# The exercise
Copy out the listing that follows, exactly, without its pictures.

Source data
━━━━━━━━

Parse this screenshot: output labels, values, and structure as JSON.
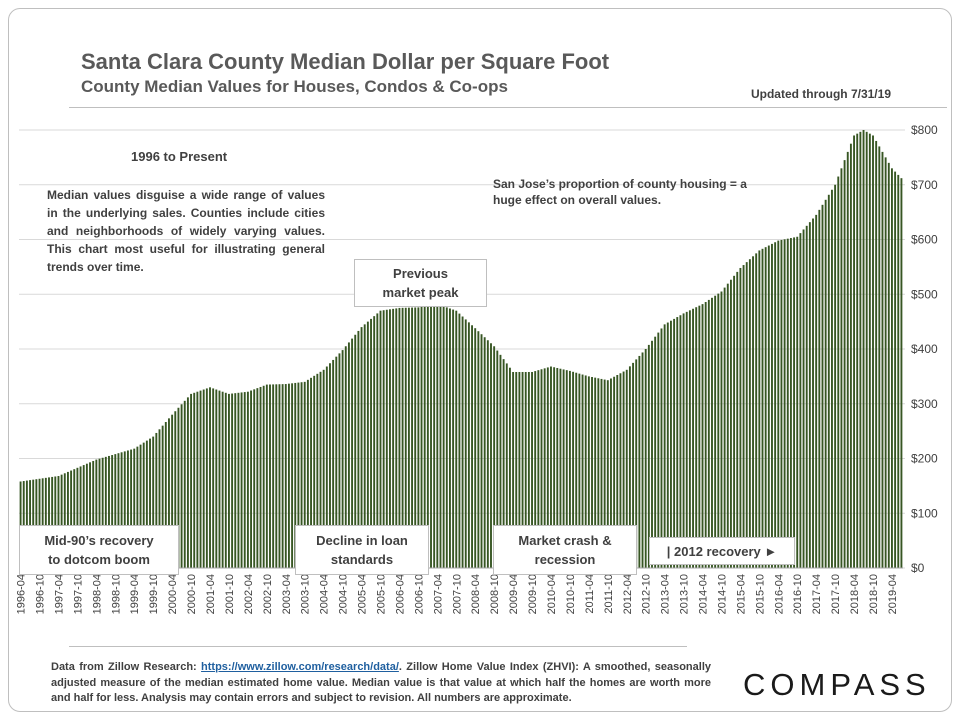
{
  "title": "Santa Clara County Median Dollar per Square Foot",
  "subtitle": "County Median Values for Houses, Condos & Co-ops",
  "updated": "Updated through 7/31/19",
  "annotations": {
    "period": "1996 to Present",
    "note1": "Median values disguise a wide range of values in the underlying sales. Counties include cities and neighborhoods of widely varying values. This chart most useful for illustrating general trends over time.",
    "note2": "San Jose’s proportion of county housing = a huge effect on overall values.",
    "peak": [
      "Previous",
      "market peak"
    ],
    "mid90s": [
      "Mid-90’s recovery",
      "to dotcom boom"
    ],
    "loan": [
      "Decline in loan",
      "standards"
    ],
    "crash": [
      "Market crash &",
      "recession"
    ],
    "recovery": "| 2012 recovery ►"
  },
  "footer": {
    "prefix": "Data from Zillow Research: ",
    "link": "https://www.zillow.com/research/data/",
    "suffix": ". Zillow Home Value Index (ZHVI): A smoothed, seasonally adjusted measure of the median estimated home value. Median value is that value at which half the homes are worth more and half for less. Analysis may contain errors and subject to revision. All numbers are approximate."
  },
  "logo": "COMPASS",
  "colors": {
    "bar": "#375623",
    "grid": "#d9d9d9",
    "text": "#404040"
  },
  "chart_data": {
    "type": "bar",
    "x_start": "1996-04",
    "x_end": "2019-07",
    "frequency": "monthly",
    "ylim": [
      0,
      800
    ],
    "yticks": [
      0,
      100,
      200,
      300,
      400,
      500,
      600,
      700,
      800
    ],
    "ytick_labels": [
      "$0",
      "$100",
      "$200",
      "$300",
      "$400",
      "$500",
      "$600",
      "$700",
      "$800"
    ],
    "xtick_labels": [
      "1996-04",
      "1996-10",
      "1997-04",
      "1997-10",
      "1998-04",
      "1998-10",
      "1999-04",
      "1999-10",
      "2000-04",
      "2000-10",
      "2001-04",
      "2001-10",
      "2002-04",
      "2002-10",
      "2003-04",
      "2003-10",
      "2004-04",
      "2004-10",
      "2005-04",
      "2005-10",
      "2006-04",
      "2006-10",
      "2007-04",
      "2007-10",
      "2008-04",
      "2008-10",
      "2009-04",
      "2009-10",
      "2010-04",
      "2010-10",
      "2011-04",
      "2011-10",
      "2012-04",
      "2012-10",
      "2013-04",
      "2013-10",
      "2014-04",
      "2014-10",
      "2015-04",
      "2015-10",
      "2016-04",
      "2016-10",
      "2017-04",
      "2017-10",
      "2018-04",
      "2018-10",
      "2019-04"
    ],
    "grid": true,
    "y_axis_side": "right",
    "anchor_points": [
      [
        "1996-04",
        158
      ],
      [
        "1997-04",
        168
      ],
      [
        "1997-10",
        183
      ],
      [
        "1998-04",
        198
      ],
      [
        "1998-10",
        208
      ],
      [
        "1999-04",
        218
      ],
      [
        "1999-10",
        240
      ],
      [
        "2000-04",
        280
      ],
      [
        "2000-10",
        318
      ],
      [
        "2001-04",
        330
      ],
      [
        "2001-10",
        318
      ],
      [
        "2002-04",
        322
      ],
      [
        "2002-10",
        335
      ],
      [
        "2003-04",
        336
      ],
      [
        "2003-10",
        340
      ],
      [
        "2004-04",
        362
      ],
      [
        "2004-10",
        398
      ],
      [
        "2005-04",
        440
      ],
      [
        "2005-10",
        470
      ],
      [
        "2006-04",
        475
      ],
      [
        "2006-10",
        476
      ],
      [
        "2007-04",
        482
      ],
      [
        "2007-10",
        470
      ],
      [
        "2008-04",
        438
      ],
      [
        "2008-10",
        405
      ],
      [
        "2009-04",
        358
      ],
      [
        "2009-10",
        358
      ],
      [
        "2010-04",
        368
      ],
      [
        "2010-10",
        360
      ],
      [
        "2011-04",
        350
      ],
      [
        "2011-10",
        343
      ],
      [
        "2012-04",
        362
      ],
      [
        "2012-10",
        400
      ],
      [
        "2013-04",
        445
      ],
      [
        "2013-10",
        465
      ],
      [
        "2014-04",
        482
      ],
      [
        "2014-10",
        505
      ],
      [
        "2015-04",
        548
      ],
      [
        "2015-10",
        580
      ],
      [
        "2016-04",
        598
      ],
      [
        "2016-10",
        605
      ],
      [
        "2017-04",
        645
      ],
      [
        "2017-10",
        700
      ],
      [
        "2018-04",
        790
      ],
      [
        "2018-07",
        800
      ],
      [
        "2018-10",
        790
      ],
      [
        "2019-04",
        730
      ],
      [
        "2019-07",
        712
      ]
    ]
  }
}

━━━━━━━━

# Exercise solution
Parse this screenshot: output labels, values, and structure as JSON.
{
  "title": "Santa Clara County Median Dollar per Square Foot",
  "subtitle": "County Median Values for Houses, Condos & Co-ops",
  "updated": "Updated through 7/31/19",
  "annotations": {
    "period": "1996 to Present",
    "note1": "Median values disguise a wide range of values in the underlying sales. Counties include cities and neighborhoods of widely varying values. This chart most useful for illustrating general trends over time.",
    "note2": "San Jose’s proportion of county housing = a huge effect on overall values.",
    "peak": [
      "Previous",
      "market peak"
    ],
    "mid90s": [
      "Mid-90’s recovery",
      "to dotcom boom"
    ],
    "loan": [
      "Decline in loan",
      "standards"
    ],
    "crash": [
      "Market crash &",
      "recession"
    ],
    "recovery": "| 2012 recovery ►"
  },
  "footer": {
    "prefix": "Data from Zillow Research: ",
    "link": "https://www.zillow.com/research/data/",
    "suffix": ". Zillow Home Value Index (ZHVI): A smoothed, seasonally adjusted measure of the median estimated home value. Median value is that value at which half the homes are worth more and half for less. Analysis may contain errors and subject to revision. All numbers are approximate."
  },
  "logo": "COMPASS",
  "colors": {
    "bar": "#375623",
    "grid": "#d9d9d9",
    "text": "#404040"
  },
  "chart_data": {
    "type": "bar",
    "x_start": "1996-04",
    "x_end": "2019-07",
    "frequency": "monthly",
    "ylim": [
      0,
      800
    ],
    "yticks": [
      0,
      100,
      200,
      300,
      400,
      500,
      600,
      700,
      800
    ],
    "ytick_labels": [
      "$0",
      "$100",
      "$200",
      "$300",
      "$400",
      "$500",
      "$600",
      "$700",
      "$800"
    ],
    "xtick_labels": [
      "1996-04",
      "1996-10",
      "1997-04",
      "1997-10",
      "1998-04",
      "1998-10",
      "1999-04",
      "1999-10",
      "2000-04",
      "2000-10",
      "2001-04",
      "2001-10",
      "2002-04",
      "2002-10",
      "2003-04",
      "2003-10",
      "2004-04",
      "2004-10",
      "2005-04",
      "2005-10",
      "2006-04",
      "2006-10",
      "2007-04",
      "2007-10",
      "2008-04",
      "2008-10",
      "2009-04",
      "2009-10",
      "2010-04",
      "2010-10",
      "2011-04",
      "2011-10",
      "2012-04",
      "2012-10",
      "2013-04",
      "2013-10",
      "2014-04",
      "2014-10",
      "2015-04",
      "2015-10",
      "2016-04",
      "2016-10",
      "2017-04",
      "2017-10",
      "2018-04",
      "2018-10",
      "2019-04"
    ],
    "grid": true,
    "y_axis_side": "right",
    "anchor_points": [
      [
        "1996-04",
        158
      ],
      [
        "1997-04",
        168
      ],
      [
        "1997-10",
        183
      ],
      [
        "1998-04",
        198
      ],
      [
        "1998-10",
        208
      ],
      [
        "1999-04",
        218
      ],
      [
        "1999-10",
        240
      ],
      [
        "2000-04",
        280
      ],
      [
        "2000-10",
        318
      ],
      [
        "2001-04",
        330
      ],
      [
        "2001-10",
        318
      ],
      [
        "2002-04",
        322
      ],
      [
        "2002-10",
        335
      ],
      [
        "2003-04",
        336
      ],
      [
        "2003-10",
        340
      ],
      [
        "2004-04",
        362
      ],
      [
        "2004-10",
        398
      ],
      [
        "2005-04",
        440
      ],
      [
        "2005-10",
        470
      ],
      [
        "2006-04",
        475
      ],
      [
        "2006-10",
        476
      ],
      [
        "2007-04",
        482
      ],
      [
        "2007-10",
        470
      ],
      [
        "2008-04",
        438
      ],
      [
        "2008-10",
        405
      ],
      [
        "2009-04",
        358
      ],
      [
        "2009-10",
        358
      ],
      [
        "2010-04",
        368
      ],
      [
        "2010-10",
        360
      ],
      [
        "2011-04",
        350
      ],
      [
        "2011-10",
        343
      ],
      [
        "2012-04",
        362
      ],
      [
        "2012-10",
        400
      ],
      [
        "2013-04",
        445
      ],
      [
        "2013-10",
        465
      ],
      [
        "2014-04",
        482
      ],
      [
        "2014-10",
        505
      ],
      [
        "2015-04",
        548
      ],
      [
        "2015-10",
        580
      ],
      [
        "2016-04",
        598
      ],
      [
        "2016-10",
        605
      ],
      [
        "2017-04",
        645
      ],
      [
        "2017-10",
        700
      ],
      [
        "2018-04",
        790
      ],
      [
        "2018-07",
        800
      ],
      [
        "2018-10",
        790
      ],
      [
        "2019-04",
        730
      ],
      [
        "2019-07",
        712
      ]
    ]
  }
}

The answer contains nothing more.